Exercise description. From the listing below, pick out each line with the word "this".

Material provided.

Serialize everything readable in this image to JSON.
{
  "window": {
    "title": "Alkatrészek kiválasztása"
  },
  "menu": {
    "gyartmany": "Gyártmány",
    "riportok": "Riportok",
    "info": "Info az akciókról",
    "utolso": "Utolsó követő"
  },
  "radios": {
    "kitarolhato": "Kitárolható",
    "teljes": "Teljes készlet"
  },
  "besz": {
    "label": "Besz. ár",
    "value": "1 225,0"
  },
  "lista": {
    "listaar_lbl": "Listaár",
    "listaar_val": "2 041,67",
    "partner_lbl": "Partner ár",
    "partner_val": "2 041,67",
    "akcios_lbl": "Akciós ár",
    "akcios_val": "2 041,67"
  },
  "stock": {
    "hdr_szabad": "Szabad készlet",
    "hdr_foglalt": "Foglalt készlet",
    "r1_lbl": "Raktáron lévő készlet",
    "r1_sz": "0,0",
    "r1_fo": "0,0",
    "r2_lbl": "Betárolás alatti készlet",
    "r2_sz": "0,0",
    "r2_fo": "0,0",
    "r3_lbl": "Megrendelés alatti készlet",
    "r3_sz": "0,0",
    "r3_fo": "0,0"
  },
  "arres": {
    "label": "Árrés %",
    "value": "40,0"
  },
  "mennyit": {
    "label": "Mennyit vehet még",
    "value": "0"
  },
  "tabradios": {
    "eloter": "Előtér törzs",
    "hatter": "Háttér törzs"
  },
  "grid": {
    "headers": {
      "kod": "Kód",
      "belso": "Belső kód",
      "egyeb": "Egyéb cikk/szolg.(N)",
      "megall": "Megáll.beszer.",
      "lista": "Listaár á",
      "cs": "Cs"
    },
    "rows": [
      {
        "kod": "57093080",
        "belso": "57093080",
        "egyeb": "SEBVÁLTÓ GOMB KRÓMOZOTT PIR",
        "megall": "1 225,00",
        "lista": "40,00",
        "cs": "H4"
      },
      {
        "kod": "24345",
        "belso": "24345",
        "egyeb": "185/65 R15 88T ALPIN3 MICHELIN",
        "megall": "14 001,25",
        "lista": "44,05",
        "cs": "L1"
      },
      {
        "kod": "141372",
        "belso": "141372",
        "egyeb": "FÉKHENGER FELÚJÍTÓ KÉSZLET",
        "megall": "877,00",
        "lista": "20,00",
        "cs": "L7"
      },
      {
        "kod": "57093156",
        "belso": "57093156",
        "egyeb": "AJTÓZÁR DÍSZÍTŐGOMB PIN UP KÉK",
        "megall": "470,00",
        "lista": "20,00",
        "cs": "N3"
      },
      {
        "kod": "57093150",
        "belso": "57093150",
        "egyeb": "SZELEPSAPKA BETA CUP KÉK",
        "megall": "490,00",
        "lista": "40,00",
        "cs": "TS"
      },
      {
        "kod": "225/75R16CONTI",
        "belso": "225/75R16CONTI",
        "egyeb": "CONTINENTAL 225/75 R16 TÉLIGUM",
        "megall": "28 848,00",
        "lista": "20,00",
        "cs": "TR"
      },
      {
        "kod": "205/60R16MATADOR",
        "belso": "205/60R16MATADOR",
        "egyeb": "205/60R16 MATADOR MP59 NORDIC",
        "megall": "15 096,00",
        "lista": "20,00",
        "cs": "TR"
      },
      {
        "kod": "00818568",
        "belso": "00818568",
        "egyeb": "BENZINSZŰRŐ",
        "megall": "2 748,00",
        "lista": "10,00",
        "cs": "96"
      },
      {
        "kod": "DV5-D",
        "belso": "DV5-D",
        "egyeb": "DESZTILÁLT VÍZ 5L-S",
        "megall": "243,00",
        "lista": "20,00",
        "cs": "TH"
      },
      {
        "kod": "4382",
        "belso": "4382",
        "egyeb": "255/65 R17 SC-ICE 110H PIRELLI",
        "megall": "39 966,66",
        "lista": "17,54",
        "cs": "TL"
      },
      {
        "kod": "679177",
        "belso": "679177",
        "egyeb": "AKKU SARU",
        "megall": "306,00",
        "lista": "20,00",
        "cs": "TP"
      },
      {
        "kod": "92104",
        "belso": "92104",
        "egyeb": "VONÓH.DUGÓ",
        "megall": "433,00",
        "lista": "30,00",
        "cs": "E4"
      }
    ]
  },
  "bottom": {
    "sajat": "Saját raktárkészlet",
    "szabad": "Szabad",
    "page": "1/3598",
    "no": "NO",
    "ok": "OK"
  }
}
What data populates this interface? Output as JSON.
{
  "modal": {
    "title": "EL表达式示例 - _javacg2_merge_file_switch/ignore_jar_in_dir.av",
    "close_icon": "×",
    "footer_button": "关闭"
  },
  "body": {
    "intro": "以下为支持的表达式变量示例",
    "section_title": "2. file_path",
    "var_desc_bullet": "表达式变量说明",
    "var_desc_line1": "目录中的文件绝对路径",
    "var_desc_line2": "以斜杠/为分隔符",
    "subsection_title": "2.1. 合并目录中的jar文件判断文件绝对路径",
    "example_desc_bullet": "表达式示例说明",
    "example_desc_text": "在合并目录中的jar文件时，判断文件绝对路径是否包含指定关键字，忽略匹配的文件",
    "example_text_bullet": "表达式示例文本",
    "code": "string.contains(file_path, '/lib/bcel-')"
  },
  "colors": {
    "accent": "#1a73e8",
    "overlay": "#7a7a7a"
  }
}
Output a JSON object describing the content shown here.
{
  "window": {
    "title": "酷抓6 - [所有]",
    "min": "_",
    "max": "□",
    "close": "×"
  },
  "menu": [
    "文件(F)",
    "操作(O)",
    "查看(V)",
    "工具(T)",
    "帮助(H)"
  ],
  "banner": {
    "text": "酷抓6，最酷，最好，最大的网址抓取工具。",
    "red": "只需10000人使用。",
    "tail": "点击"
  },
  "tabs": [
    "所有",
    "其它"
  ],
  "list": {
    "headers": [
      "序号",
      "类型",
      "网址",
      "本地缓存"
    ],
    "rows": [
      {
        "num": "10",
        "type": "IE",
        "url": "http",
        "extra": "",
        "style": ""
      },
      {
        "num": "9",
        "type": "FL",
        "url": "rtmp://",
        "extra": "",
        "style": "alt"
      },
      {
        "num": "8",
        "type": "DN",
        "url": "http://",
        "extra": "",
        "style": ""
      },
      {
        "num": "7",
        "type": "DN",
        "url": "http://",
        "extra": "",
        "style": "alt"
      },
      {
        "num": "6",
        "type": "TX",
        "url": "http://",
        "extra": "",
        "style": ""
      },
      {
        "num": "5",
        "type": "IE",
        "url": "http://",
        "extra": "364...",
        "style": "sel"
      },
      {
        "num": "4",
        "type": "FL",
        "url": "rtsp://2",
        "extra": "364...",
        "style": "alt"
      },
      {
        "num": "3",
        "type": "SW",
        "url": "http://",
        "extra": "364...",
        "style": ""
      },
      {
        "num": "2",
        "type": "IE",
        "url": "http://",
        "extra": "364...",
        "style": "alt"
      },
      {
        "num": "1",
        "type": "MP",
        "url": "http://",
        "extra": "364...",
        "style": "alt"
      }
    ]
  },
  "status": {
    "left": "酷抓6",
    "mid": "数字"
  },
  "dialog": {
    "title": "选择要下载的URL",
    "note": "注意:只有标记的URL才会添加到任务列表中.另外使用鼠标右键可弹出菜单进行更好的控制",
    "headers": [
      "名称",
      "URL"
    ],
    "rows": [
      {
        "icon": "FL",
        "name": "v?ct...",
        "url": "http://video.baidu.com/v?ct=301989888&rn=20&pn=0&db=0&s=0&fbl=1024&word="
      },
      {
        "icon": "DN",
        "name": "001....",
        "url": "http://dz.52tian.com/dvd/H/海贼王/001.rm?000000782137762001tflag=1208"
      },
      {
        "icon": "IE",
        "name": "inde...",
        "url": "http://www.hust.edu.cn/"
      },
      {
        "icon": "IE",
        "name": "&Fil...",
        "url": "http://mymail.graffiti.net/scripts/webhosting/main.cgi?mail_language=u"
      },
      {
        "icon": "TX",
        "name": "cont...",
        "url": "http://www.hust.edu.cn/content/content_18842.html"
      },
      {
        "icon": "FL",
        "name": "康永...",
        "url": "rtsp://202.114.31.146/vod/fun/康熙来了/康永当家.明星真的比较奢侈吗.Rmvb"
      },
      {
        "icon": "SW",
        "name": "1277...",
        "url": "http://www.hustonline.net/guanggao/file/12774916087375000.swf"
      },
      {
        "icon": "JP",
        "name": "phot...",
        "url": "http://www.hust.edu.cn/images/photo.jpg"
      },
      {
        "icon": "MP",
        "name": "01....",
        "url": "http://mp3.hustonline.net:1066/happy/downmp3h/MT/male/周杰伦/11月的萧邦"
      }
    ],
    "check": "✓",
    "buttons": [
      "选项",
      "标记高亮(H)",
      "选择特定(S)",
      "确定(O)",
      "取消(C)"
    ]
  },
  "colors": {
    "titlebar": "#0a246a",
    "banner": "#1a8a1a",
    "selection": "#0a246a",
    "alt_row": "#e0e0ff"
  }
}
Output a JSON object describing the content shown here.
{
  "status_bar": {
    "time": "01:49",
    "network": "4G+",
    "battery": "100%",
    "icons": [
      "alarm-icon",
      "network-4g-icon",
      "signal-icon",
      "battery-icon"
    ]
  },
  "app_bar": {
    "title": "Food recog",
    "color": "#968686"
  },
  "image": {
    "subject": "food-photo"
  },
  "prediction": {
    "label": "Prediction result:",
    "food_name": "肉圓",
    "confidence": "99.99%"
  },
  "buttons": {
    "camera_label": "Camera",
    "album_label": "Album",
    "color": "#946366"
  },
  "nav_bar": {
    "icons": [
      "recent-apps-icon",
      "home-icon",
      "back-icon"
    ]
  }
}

Response to the exercise.
Serialize everything readable in this image to JSON.
What data populates this interface? Output as JSON.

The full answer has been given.